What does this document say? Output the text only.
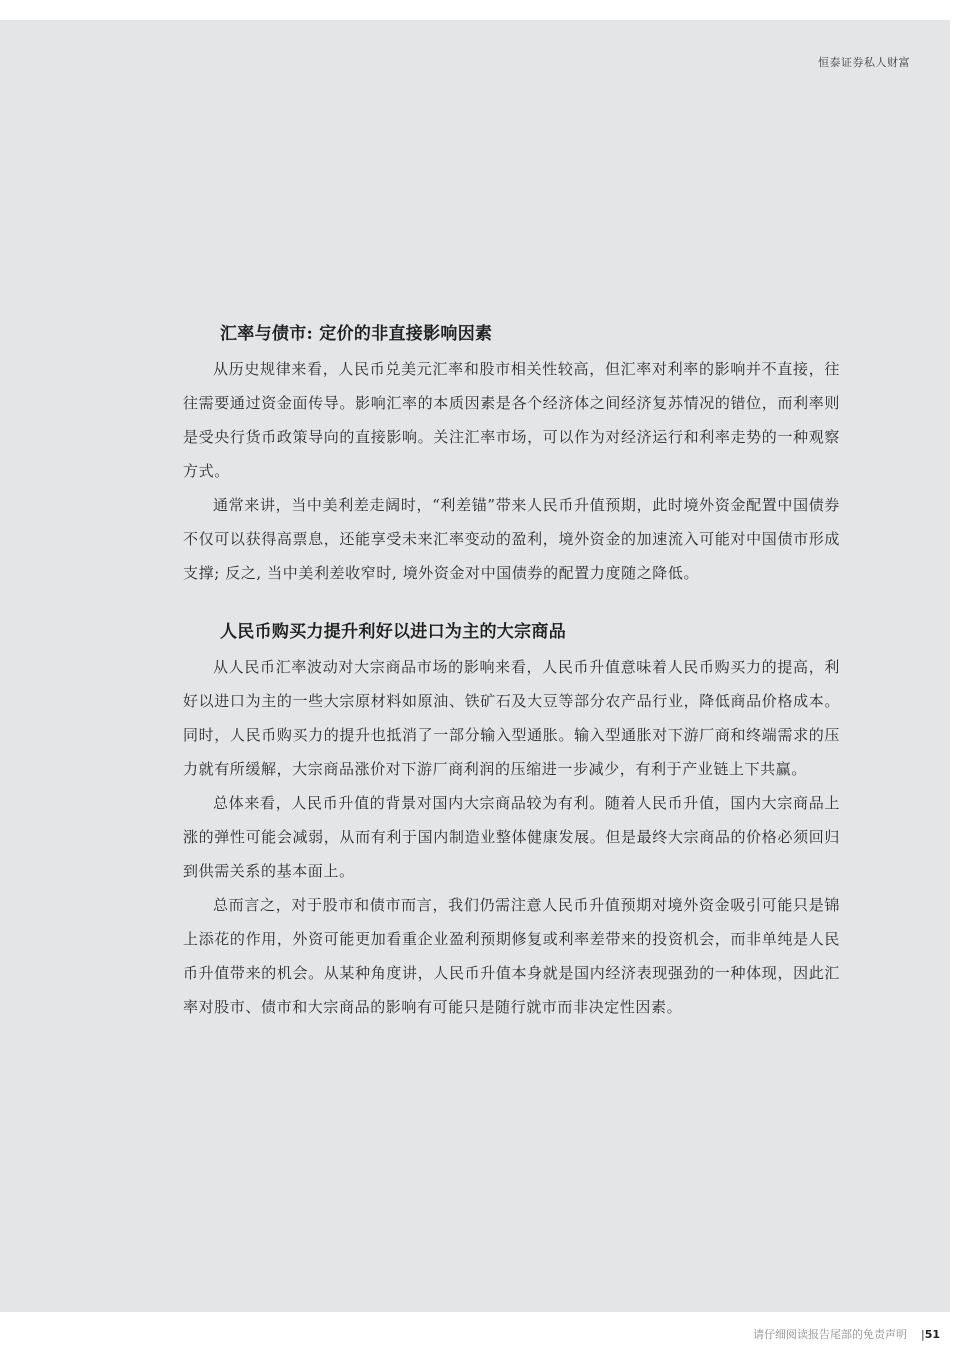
恒泰证券私人财富
汇率与债市: 定价的非直接影响因素

从历史规律来看，人民币兑美元汇率和股市相关性较高，但汇率对利率的影响并不直接，往往需要通过资金面传导。影响汇率的本质因素是各个经济体之间经济复苏情况的错位，而利率则是受央行货币政策导向的直接影响。关注汇率市场，可以作为对经济运行和利率走势的一种观察方式。

通常来讲，当中美利差走阔时，“利差锚”带来人民币升值预期，此时境外资金配置中国债券不仅可以获得高票息，还能享受未来汇率变动的盈利，境外资金的加速流入可能对中国债市形成支撑; 反之, 当中美利差收窄时, 境外资金对中国债券的配置力度随之降低。

人民币购买力提升利好以进口为主的大宗商品

从人民币汇率波动对大宗商品市场的影响来看，人民币升值意味着人民币购买力的提高，利好以进口为主的一些大宗原材料如原油、铁矿石及大豆等部分农产品行业，降低商品价格成本。同时，人民币购买力的提升也抵消了一部分输入型通胀。输入型通胀对下游厂商和终端需求的压力就有所缓解，大宗商品涨价对下游厂商利润的压缩进一步减少，有利于产业链上下共赢。

总体来看，人民币升值的背景对国内大宗商品较为有利。随着人民币升值，国内大宗商品上涨的弹性可能会减弱，从而有利于国内制造业整体健康发展。但是最终大宗商品的价格必须回归到供需关系的基本面上。

总而言之，对于股市和债市而言，我们仍需注意人民币升值预期对境外资金吸引可能只是锦上添花的作用，外资可能更加看重企业盈利预期修复或利率差带来的投资机会，而非单纯是人民币升值带来的机会。从某种角度讲，人民币升值本身就是国内经济表现强劲的一种体现，因此汇率对股市、债市和大宗商品的影响有可能只是随行就市而非决定性因素。

请仔细阅读报告尾部的免责声明 |51
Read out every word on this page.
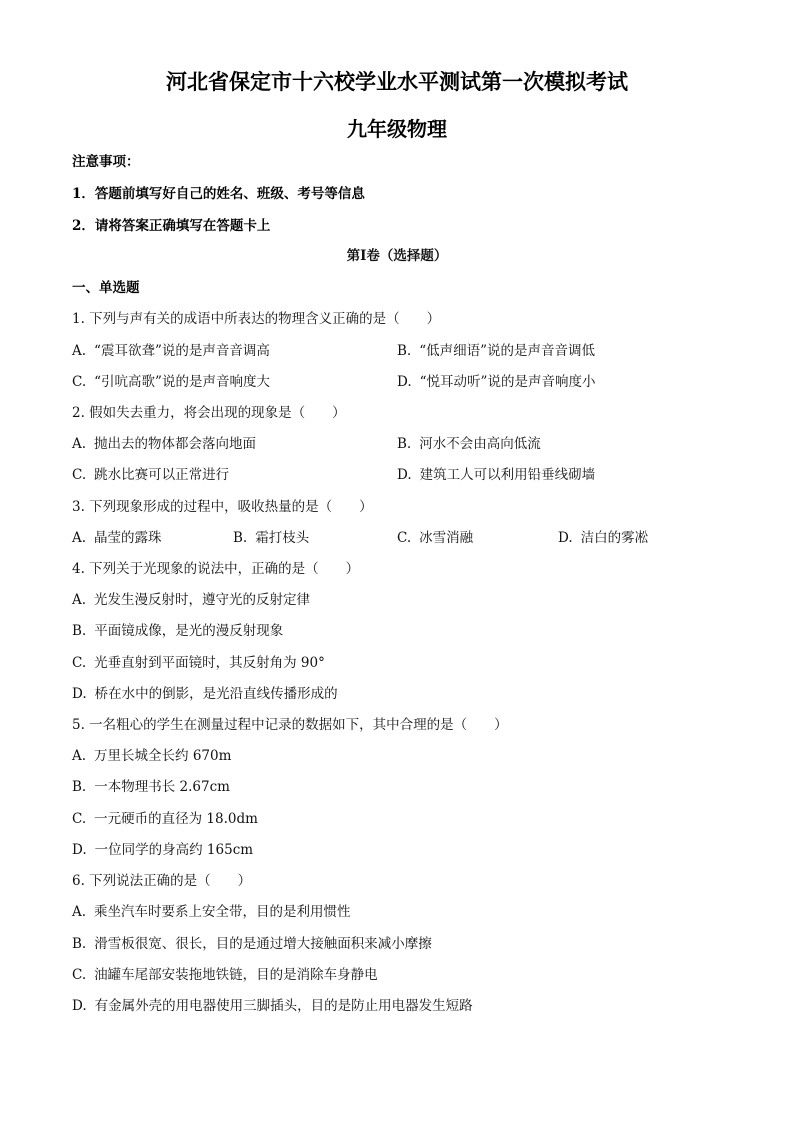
河北省保定市十六校学业水平测试第一次模拟考试
九年级物理
注意事项：
1．答题前填写好自己的姓名、班级、考号等信息
2．请将答案正确填写在答题卡上
第I卷（选择题）
一、单选题
1. 下列与声有关的成语中所表达的物理含义正确的是（　　）
A. “震耳欲聋”说的是声音音调高	B. “低声细语”说的是声音音调低
C. “引吭高歌”说的是声音响度大	D. “悦耳动听”说的是声音响度小
2. 假如失去重力，将会出现的现象是（　　）
A. 抛出去的物体都会落向地面	B. 河水不会由高向低流
C. 跳水比赛可以正常进行	D. 建筑工人可以利用铅垂线砌墙
3. 下列现象形成的过程中，吸收热量的是（　　）
A. 晶莹的露珠	B. 霜打枝头	C. 冰雪消融	D. 洁白的雾凇
4. 下列关于光现象的说法中，正确的是（　　）
A. 光发生漫反射时，遵守光的反射定律
B. 平面镜成像，是光的漫反射现象
C. 光垂直射到平面镜时，其反射角为 90°
D. 桥在水中的倒影，是光沿直线传播形成的
5. 一名粗心的学生在测量过程中记录的数据如下，其中合理的是（　　）
A. 万里长城全长约 670m
B. 一本物理书长 2.67cm
C. 一元硬币的直径为 18.0dm
D. 一位同学的身高约 165cm
6. 下列说法正确的是（　　）
A. 乘坐汽车时要系上安全带，目的是利用惯性
B. 滑雪板很宽、很长，目的是通过增大接触面积来减小摩擦
C. 油罐车尾部安装拖地铁链，目的是消除车身静电
D. 有金属外壳的用电器使用三脚插头，目的是防止用电器发生短路
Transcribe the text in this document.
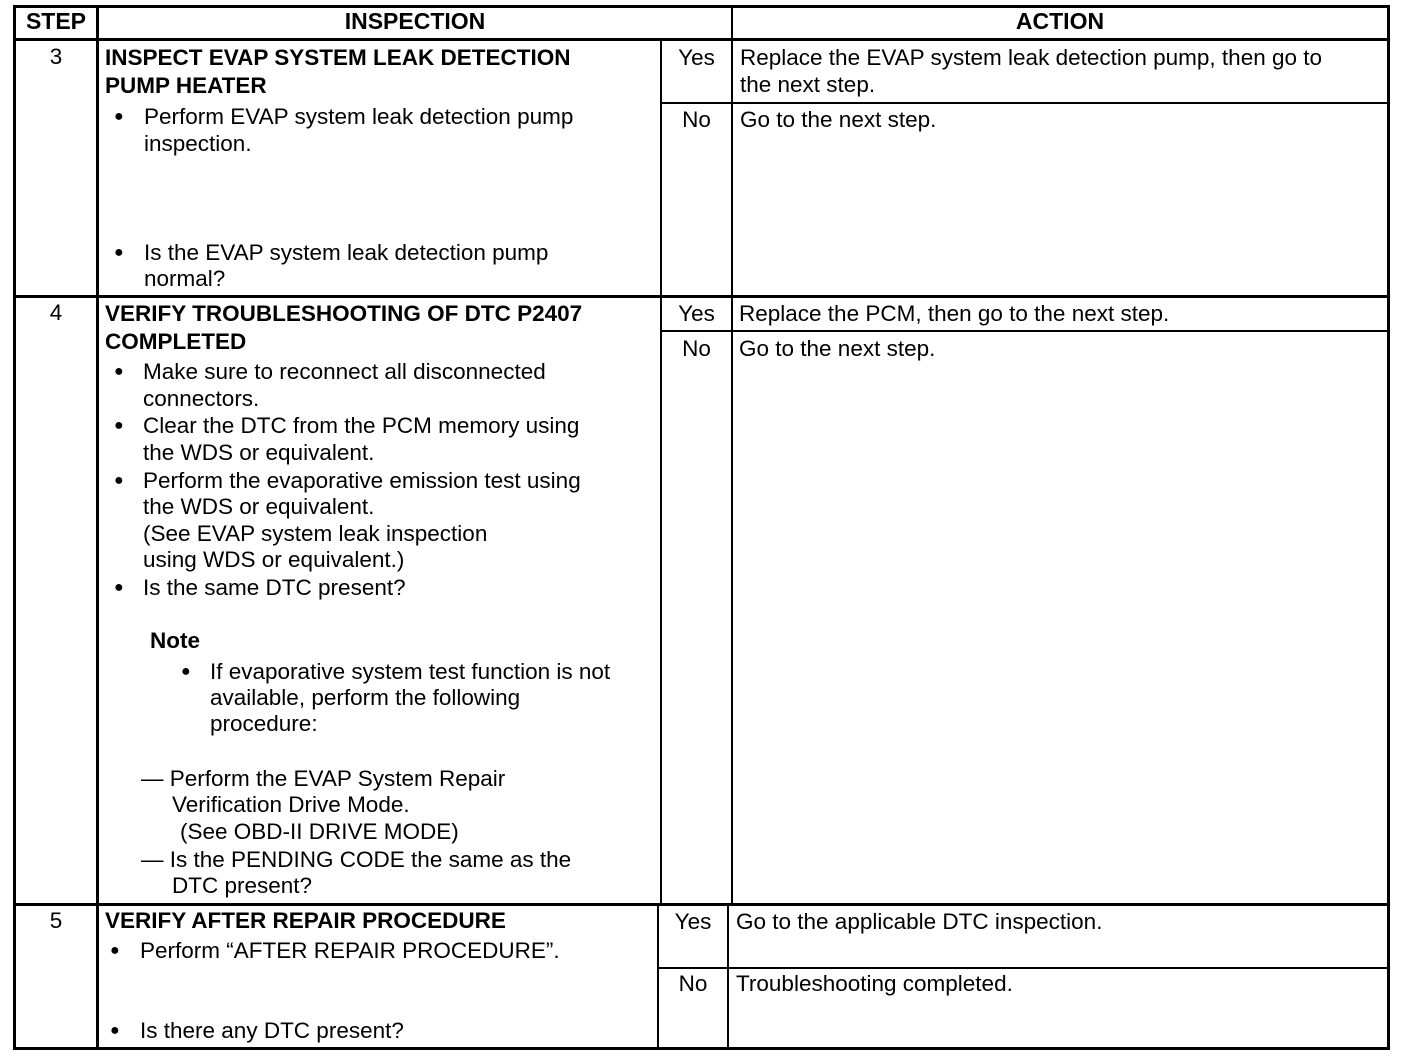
STEP	INSPECTION	ACTION
3	INSPECT EVAP SYSTEM LEAK DETECTION
PUMP HEATER
● Perform EVAP system leak detection pump
inspection.
● Is the EVAP system leak detection pump
normal?
Yes	Replace the EVAP system leak detection pump, then go to
the next step.
No	Go to the next step.
4	VERIFY TROUBLESHOOTING OF DTC P2407
COMPLETED
● Make sure to reconnect all disconnected
connectors.
● Clear the DTC from the PCM memory using
the WDS or equivalent.
● Perform the evaporative emission test using
the WDS or equivalent.
(See EVAP system leak inspection
using WDS or equivalent.)
● Is the same DTC present?
Note
● If evaporative system test function is not
available, perform the following
procedure:
— Perform the EVAP System Repair
Verification Drive Mode.
(See OBD-II DRIVE MODE)
— Is the PENDING CODE the same as the
DTC present?
Yes	Replace the PCM, then go to the next step.
No	Go to the next step.
5	VERIFY AFTER REPAIR PROCEDURE
● Perform “AFTER REPAIR PROCEDURE”.
● Is there any DTC present?
Yes	Go to the applicable DTC inspection.
No	Troubleshooting completed.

:::

§ **DIRECTION**
Search the lines for "this". Copy each line that has it.

§ **TASK SOLUTION**
What does this document say? Output the text only.
Read out every word on this page.
Transcribe the text in this document.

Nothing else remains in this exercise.